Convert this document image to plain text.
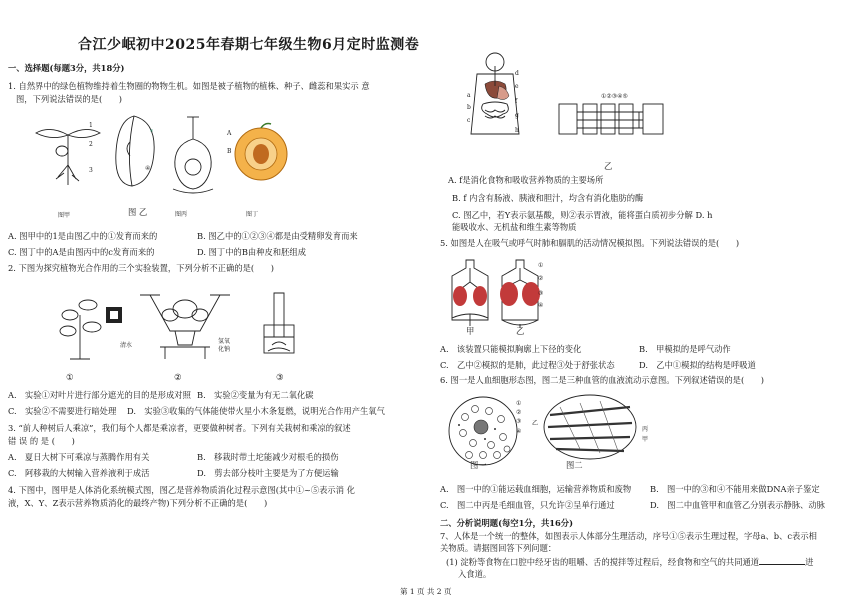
合江少岷初中2025年春期七年级生物6月定时监测卷
一、选择题(每题3分，共18分)
1. 自然界中的绿色植物维持着生物圈的物物生机。如图是被子植物的植株、种子、雌蕊和果实示 意
图，下列说法错误的是(　　)
1
2
3
*
④
A
B
图甲	图 乙	图丙	图丁
A. 图甲中的1是由图乙中的①发育而来的	B. 图乙中的①②③④都是由受精卵发育而来
C. 图丁中的A是由图丙中的c发育而来的	D. 图丁中的B由种皮和胚组成
2. 下图为探究植物光合作用的三个实验装置，下列分析不正确的是(　　)
清水
氢氧
化钠
①	②	③
A.　实验①对叶片进行部分遮光的目的是形成对照 B.　实验②变量为有无二氧化碳
C.　实验②不需要进行暗处理 D.　实验③收集的气体能使带火星小木条复燃，说明光合作用产生氧气
3. “前人种树后人乘凉”，我们每个人都是乘凉者，更要做种树者。下列有关栽树和乘凉的叙述
错 误 的 是 (　　)
A.　夏日大树下可乘凉与蒸腾作用有关	B.　移栽时带土坨能减少对根毛的损伤
C.　阿移栽的大树输入营养液利于成活	D.　剪去部分枝叶主要是为了方便运输
4. 下图中，图甲是人体消化系统模式图，图乙是营养物质消化过程示意图(其中①~⑤表示消 化
液，X、Y、Z表示营养物质消化的最终产物)下列分析不正确的是(　　)
a
b
c
d
e
f
g
h
①②③④⑤
乙
A. f是消化食物和吸收营养物质的主要场所
B. f 内含有肠液、胰液和胆汁，均含有消化脂肪的酶
C. 图乙中，若Y表示氨基酸，则②表示胃液，能将蛋白质初步分解 D. h
能吸收水、无机盐和维生素等物质
5. 如图是人在吸气或呼气时肺和膈肌的活动情况模拟图。下列说法错误的是(　　)
①
②
③
④
甲	乙
A.　该装置只能模拟胸廓上下径的变化	B.　甲模拟的是呼气动作
C.　乙中②模拟的是肺，此过程③处于舒张状态	D.　乙中①模拟的结构是呼吸道
6. 图一是人血细胞形态图，图二是三种血管的血液流动示意图。下列叙述错误的是(　　)
①
②
③
④
图一
乙
丙
甲
图二
A.　图一中的①能运载血细胞，运输营养物质和废物 B.　图一中的③和④不能用来做DNA亲子鉴定
C.　图二中丙是毛细血管，只允许②呈单行通过	D.　图二中血管甲和血管乙分别表示静脉、动脉
二、分析说明题(每空1分，共16分)
7、人体是一个统一的整体，如图表示人体部分生理活动，序号①⑤表示生理过程，字母a、b、c表示相
关物质。请据图回答下列问题：
(1) 淀粉等食物在口腔中经牙齿的咀嚼、舌的搅拌等过程后，经食物和空气的共同通道	进
入食道。
第 1 页 共 2 页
########################################
Copy everything in the records above except the pictures, exactly as written.

FINAL ANSWER:
Convert this document image to plain text.
合江少岷初中2025年春期七年级生物6月定时监测卷
一、选择题(每题3分，共18分)
1. 自然界中的绿色植物维持着生物圈的物物生机。如图是被子植物的植株、种子、雌蕊和果实示 意
图，下列说法错误的是(　　)
1
2
3
*
④
A
B
图甲	图 乙	图丙	图丁
A. 图甲中的1是由图乙中的①发育而来的	B. 图乙中的①②③④都是由受精卵发育而来
C. 图丁中的A是由图丙中的c发育而来的	D. 图丁中的B由种皮和胚组成
2. 下图为探究植物光合作用的三个实验装置，下列分析不正确的是(　　)
清水
氢氧
化钠
①	②	③
A.　实验①对叶片进行部分遮光的目的是形成对照 B.　实验②变量为有无二氧化碳
C.　实验②不需要进行暗处理 D.　实验③收集的气体能使带火星小木条复燃，说明光合作用产生氧气
3. “前人种树后人乘凉”，我们每个人都是乘凉者，更要做种树者。下列有关栽树和乘凉的叙述
错 误 的 是 (　　)
A.　夏日大树下可乘凉与蒸腾作用有关	B.　移栽时带土坨能减少对根毛的损伤
C.　阿移栽的大树输入营养液利于成活	D.　剪去部分枝叶主要是为了方便运输
4. 下图中，图甲是人体消化系统模式图，图乙是营养物质消化过程示意图(其中①~⑤表示消 化
液，X、Y、Z表示营养物质消化的最终产物)下列分析不正确的是(　　)
a
b
c
d
e
f
g
h
①②③④⑤
乙
A. f是消化食物和吸收营养物质的主要场所
B. f 内含有肠液、胰液和胆汁，均含有消化脂肪的酶
C. 图乙中，若Y表示氨基酸，则②表示胃液，能将蛋白质初步分解 D. h
能吸收水、无机盐和维生素等物质
5. 如图是人在吸气或呼气时肺和膈肌的活动情况模拟图。下列说法错误的是(　　)
①
②
③
④
甲	乙
A.　该装置只能模拟胸廓上下径的变化	B.　甲模拟的是呼气动作
C.　乙中②模拟的是肺，此过程③处于舒张状态	D.　乙中①模拟的结构是呼吸道
6. 图一是人血细胞形态图，图二是三种血管的血液流动示意图。下列叙述错误的是(　　)
①
②
③
④
图一
乙
丙
甲
图二
A.　图一中的①能运载血细胞，运输营养物质和废物 B.　图一中的③和④不能用来做DNA亲子鉴定
C.　图二中丙是毛细血管，只允许②呈单行通过	D.　图二中血管甲和血管乙分别表示静脉、动脉
二、分析说明题(每空1分，共16分)
7、人体是一个统一的整体，如图表示人体部分生理活动，序号①⑤表示生理过程，字母a、b、c表示相
关物质。请据图回答下列问题：
(1) 淀粉等食物在口腔中经牙齿的咀嚼、舌的搅拌等过程后，经食物和空气的共同通道	进
入食道。
第 1 页 共 2 页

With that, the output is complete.